### Task statement
Extract from the listing each line in which the word "legend" appears.

### Exercise inputs
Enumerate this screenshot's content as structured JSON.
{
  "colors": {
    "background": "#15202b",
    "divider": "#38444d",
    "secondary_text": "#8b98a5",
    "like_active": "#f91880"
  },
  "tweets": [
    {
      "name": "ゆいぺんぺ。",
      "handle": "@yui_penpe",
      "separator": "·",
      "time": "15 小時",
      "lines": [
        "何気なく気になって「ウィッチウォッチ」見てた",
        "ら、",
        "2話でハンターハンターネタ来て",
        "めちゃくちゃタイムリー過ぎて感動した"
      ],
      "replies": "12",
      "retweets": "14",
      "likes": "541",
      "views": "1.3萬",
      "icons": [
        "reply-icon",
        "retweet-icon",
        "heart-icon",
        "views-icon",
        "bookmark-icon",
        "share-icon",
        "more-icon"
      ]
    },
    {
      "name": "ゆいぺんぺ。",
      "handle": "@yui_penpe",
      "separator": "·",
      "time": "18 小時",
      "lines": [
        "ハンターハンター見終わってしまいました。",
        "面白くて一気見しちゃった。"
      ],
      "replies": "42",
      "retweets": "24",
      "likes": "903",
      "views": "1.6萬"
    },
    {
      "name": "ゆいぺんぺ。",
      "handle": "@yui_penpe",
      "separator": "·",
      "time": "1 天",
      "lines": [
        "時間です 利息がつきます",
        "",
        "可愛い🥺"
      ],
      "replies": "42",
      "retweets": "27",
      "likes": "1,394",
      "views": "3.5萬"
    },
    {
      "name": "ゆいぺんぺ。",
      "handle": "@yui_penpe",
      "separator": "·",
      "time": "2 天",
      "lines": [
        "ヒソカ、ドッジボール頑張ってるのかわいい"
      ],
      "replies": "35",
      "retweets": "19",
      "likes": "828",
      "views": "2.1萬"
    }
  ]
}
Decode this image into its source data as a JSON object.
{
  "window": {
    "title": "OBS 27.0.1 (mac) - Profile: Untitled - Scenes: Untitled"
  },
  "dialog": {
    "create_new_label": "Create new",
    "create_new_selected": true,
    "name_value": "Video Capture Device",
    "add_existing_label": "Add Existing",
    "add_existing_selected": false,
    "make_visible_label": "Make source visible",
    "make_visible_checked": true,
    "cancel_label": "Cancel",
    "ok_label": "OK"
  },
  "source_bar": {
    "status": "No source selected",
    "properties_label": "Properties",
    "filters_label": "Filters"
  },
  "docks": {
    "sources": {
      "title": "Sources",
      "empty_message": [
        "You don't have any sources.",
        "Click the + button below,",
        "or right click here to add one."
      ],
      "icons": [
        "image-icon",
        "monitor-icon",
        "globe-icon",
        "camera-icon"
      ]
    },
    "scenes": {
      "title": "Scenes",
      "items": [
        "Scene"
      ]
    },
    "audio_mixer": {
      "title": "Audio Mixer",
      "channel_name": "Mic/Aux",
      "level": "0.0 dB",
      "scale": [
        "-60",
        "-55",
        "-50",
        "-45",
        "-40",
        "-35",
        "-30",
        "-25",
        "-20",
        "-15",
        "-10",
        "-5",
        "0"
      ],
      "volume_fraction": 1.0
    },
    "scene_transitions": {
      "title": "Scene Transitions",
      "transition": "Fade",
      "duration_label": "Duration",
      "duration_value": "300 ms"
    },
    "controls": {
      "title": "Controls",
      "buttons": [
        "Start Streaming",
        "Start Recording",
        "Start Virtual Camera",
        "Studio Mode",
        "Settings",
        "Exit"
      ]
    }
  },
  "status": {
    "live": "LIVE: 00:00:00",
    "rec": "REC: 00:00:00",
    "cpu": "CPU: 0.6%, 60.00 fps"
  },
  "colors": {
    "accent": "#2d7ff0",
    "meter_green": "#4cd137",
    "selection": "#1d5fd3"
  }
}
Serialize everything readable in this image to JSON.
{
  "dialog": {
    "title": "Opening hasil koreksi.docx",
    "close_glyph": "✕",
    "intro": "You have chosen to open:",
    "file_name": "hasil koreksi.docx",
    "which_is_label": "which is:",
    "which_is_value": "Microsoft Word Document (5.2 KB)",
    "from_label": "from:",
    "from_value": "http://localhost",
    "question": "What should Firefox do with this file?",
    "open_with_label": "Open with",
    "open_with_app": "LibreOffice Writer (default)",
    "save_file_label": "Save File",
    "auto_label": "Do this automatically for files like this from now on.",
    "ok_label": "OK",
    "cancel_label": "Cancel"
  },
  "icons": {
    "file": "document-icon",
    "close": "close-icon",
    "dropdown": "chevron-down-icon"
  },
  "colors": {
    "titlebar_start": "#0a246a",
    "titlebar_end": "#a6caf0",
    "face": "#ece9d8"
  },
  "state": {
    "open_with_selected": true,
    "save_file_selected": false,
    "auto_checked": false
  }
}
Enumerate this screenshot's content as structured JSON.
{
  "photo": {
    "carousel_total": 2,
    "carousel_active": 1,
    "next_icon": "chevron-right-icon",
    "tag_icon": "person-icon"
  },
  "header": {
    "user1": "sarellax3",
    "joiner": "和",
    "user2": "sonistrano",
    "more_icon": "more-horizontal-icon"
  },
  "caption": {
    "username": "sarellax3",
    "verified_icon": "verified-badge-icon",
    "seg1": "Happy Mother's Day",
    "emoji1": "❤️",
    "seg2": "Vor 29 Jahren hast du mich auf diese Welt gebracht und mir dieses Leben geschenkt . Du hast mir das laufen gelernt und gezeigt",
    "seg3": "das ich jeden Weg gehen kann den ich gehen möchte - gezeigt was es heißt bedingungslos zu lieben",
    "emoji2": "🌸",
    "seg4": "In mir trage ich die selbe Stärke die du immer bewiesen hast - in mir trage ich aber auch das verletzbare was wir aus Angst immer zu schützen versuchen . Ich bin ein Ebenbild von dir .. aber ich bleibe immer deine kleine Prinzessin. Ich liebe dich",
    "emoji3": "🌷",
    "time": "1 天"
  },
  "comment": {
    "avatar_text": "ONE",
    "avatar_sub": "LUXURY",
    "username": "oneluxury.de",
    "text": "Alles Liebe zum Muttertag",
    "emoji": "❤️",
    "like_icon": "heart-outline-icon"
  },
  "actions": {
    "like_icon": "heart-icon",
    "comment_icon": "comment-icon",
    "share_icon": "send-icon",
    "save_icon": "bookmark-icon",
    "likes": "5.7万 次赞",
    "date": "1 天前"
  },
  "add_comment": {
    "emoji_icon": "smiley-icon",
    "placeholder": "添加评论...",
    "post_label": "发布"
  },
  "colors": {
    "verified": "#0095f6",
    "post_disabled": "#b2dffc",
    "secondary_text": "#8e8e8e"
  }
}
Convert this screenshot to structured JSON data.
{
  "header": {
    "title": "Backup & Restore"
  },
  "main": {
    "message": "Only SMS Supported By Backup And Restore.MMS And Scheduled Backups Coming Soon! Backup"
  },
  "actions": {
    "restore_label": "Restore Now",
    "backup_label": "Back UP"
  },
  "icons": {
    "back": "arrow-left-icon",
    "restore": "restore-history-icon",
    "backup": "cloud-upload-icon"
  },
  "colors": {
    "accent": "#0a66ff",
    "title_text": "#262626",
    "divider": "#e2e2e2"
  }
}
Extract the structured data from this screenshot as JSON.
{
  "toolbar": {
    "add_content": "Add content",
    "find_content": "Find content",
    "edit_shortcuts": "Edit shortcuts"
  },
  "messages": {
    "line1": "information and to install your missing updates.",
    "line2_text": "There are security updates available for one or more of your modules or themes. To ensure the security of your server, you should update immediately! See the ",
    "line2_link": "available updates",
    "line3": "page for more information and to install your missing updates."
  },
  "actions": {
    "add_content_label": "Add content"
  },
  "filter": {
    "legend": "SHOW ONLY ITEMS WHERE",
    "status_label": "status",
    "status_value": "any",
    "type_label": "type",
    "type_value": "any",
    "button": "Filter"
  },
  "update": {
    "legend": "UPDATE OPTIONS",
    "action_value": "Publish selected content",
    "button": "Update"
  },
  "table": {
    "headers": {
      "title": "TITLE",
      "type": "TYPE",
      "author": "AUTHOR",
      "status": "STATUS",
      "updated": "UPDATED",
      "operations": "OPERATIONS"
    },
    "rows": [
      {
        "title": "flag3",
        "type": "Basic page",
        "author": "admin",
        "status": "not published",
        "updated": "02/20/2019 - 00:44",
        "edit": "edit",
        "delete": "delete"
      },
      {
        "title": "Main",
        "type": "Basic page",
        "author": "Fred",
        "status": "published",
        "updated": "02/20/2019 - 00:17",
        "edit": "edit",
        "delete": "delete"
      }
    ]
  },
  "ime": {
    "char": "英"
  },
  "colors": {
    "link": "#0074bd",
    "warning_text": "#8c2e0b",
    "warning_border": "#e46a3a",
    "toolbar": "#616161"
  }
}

### Completed exercise
    "legend": "SHOW ONLY ITEMS WHERE",
    "legend": "UPDATE OPTIONS",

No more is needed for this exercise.